-- START --
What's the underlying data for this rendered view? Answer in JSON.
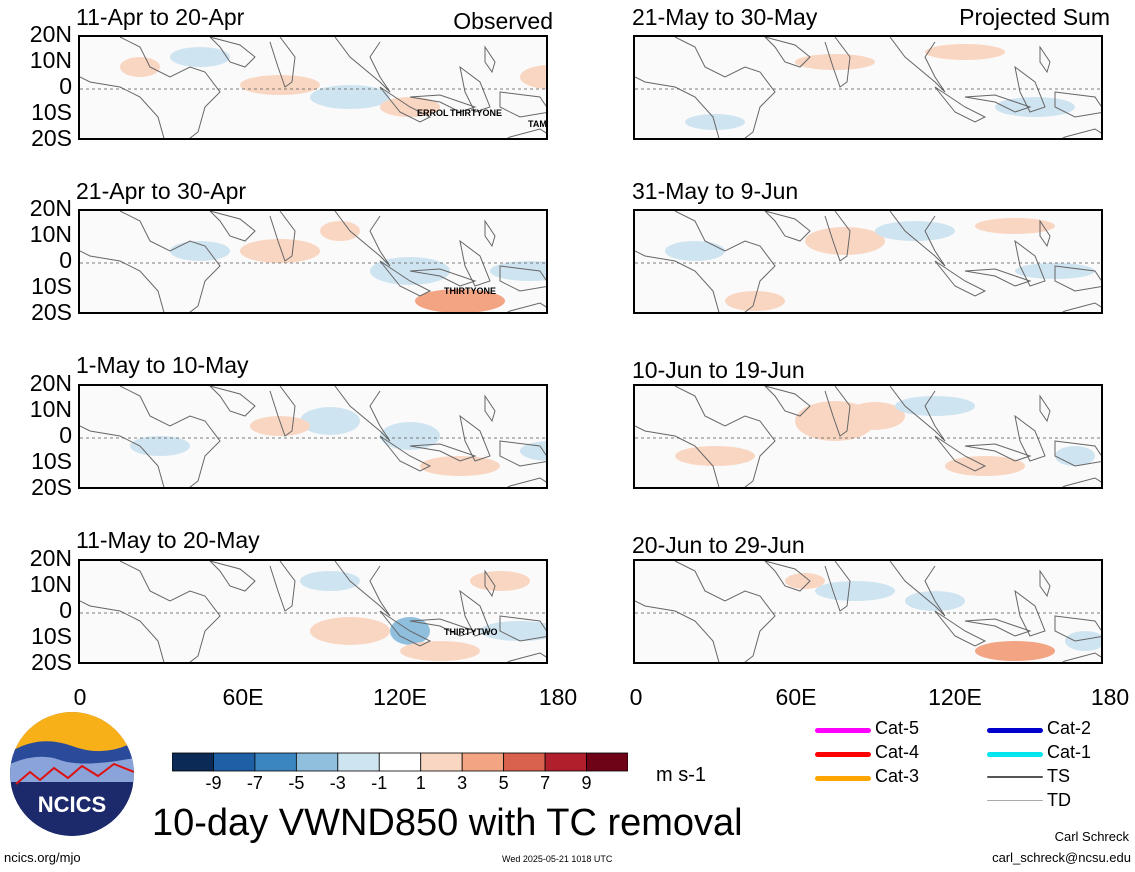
{
  "panels": {
    "left": [
      {
        "title": "11-Apr to 20-Apr",
        "corner": "Observed",
        "storms": [
          "ERROL",
          "THIRTYONE",
          "TAM"
        ]
      },
      {
        "title": "21-Apr to 30-Apr",
        "corner": "",
        "storms": [
          "THIRTYONE"
        ]
      },
      {
        "title": "1-May to 10-May",
        "corner": "",
        "storms": []
      },
      {
        "title": "11-May to 20-May",
        "corner": "",
        "storms": [
          "THIRTYTWO"
        ]
      }
    ],
    "right": [
      {
        "title": "21-May to 30-May",
        "corner": "Projected Sum"
      },
      {
        "title": "31-May to 9-Jun",
        "corner": ""
      },
      {
        "title": "10-Jun to 19-Jun",
        "corner": ""
      },
      {
        "title": "20-Jun to 29-Jun",
        "corner": ""
      }
    ]
  },
  "axes": {
    "y_ticks": [
      "20N",
      "10N",
      "0",
      "10S",
      "20S"
    ],
    "x_ticks": [
      "0",
      "60E",
      "120E",
      "180"
    ]
  },
  "colorbar": {
    "labels": [
      "-9",
      "-7",
      "-5",
      "-3",
      "-1",
      "1",
      "3",
      "5",
      "7",
      "9"
    ],
    "colors": [
      "#0b2a55",
      "#1f5fa6",
      "#3b85c0",
      "#8fbfdd",
      "#cfe4f1",
      "#ffffff",
      "#f9d6c2",
      "#f2a483",
      "#d9624e",
      "#b21f2c",
      "#6e0318"
    ],
    "units": "m s-1"
  },
  "legend": [
    {
      "label": "Cat-5",
      "color": "#ff00ff"
    },
    {
      "label": "Cat-4",
      "color": "#ff0000"
    },
    {
      "label": "Cat-3",
      "color": "#ffa500"
    },
    {
      "label": "Cat-2",
      "color": "#0000cc"
    },
    {
      "label": "Cat-1",
      "color": "#00e5ee"
    },
    {
      "label": "TS",
      "color": "#555555"
    },
    {
      "label": "TD",
      "color": "#aaaaaa"
    }
  ],
  "title": "10-day VWND850 with TC removal",
  "logo_text": "NCICS",
  "footer": {
    "site": "ncics.org/mjo",
    "timestamp": "Wed 2025-05-21 1018 UTC",
    "author": "Carl Schreck",
    "email": "carl_schreck@ncsu.edu"
  }
}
-- END --
• **PROBLEM TO WORK ON**
Print every record above exactly as written, leaving out the pictures.

• **IN RESPONSE**
What's the underlying data for this rendered view? Answer in JSON.
{
  "panels": {
    "left": [
      {
        "title": "11-Apr to 20-Apr",
        "corner": "Observed",
        "storms": [
          "ERROL",
          "THIRTYONE",
          "TAM"
        ]
      },
      {
        "title": "21-Apr to 30-Apr",
        "corner": "",
        "storms": [
          "THIRTYONE"
        ]
      },
      {
        "title": "1-May to 10-May",
        "corner": "",
        "storms": []
      },
      {
        "title": "11-May to 20-May",
        "corner": "",
        "storms": [
          "THIRTYTWO"
        ]
      }
    ],
    "right": [
      {
        "title": "21-May to 30-May",
        "corner": "Projected Sum"
      },
      {
        "title": "31-May to 9-Jun",
        "corner": ""
      },
      {
        "title": "10-Jun to 19-Jun",
        "corner": ""
      },
      {
        "title": "20-Jun to 29-Jun",
        "corner": ""
      }
    ]
  },
  "axes": {
    "y_ticks": [
      "20N",
      "10N",
      "0",
      "10S",
      "20S"
    ],
    "x_ticks": [
      "0",
      "60E",
      "120E",
      "180"
    ]
  },
  "colorbar": {
    "labels": [
      "-9",
      "-7",
      "-5",
      "-3",
      "-1",
      "1",
      "3",
      "5",
      "7",
      "9"
    ],
    "colors": [
      "#0b2a55",
      "#1f5fa6",
      "#3b85c0",
      "#8fbfdd",
      "#cfe4f1",
      "#ffffff",
      "#f9d6c2",
      "#f2a483",
      "#d9624e",
      "#b21f2c",
      "#6e0318"
    ],
    "units": "m s-1"
  },
  "legend": [
    {
      "label": "Cat-5",
      "color": "#ff00ff"
    },
    {
      "label": "Cat-4",
      "color": "#ff0000"
    },
    {
      "label": "Cat-3",
      "color": "#ffa500"
    },
    {
      "label": "Cat-2",
      "color": "#0000cc"
    },
    {
      "label": "Cat-1",
      "color": "#00e5ee"
    },
    {
      "label": "TS",
      "color": "#555555"
    },
    {
      "label": "TD",
      "color": "#aaaaaa"
    }
  ],
  "title": "10-day VWND850 with TC removal",
  "logo_text": "NCICS",
  "footer": {
    "site": "ncics.org/mjo",
    "timestamp": "Wed 2025-05-21 1018 UTC",
    "author": "Carl Schreck",
    "email": "carl_schreck@ncsu.edu"
  }
}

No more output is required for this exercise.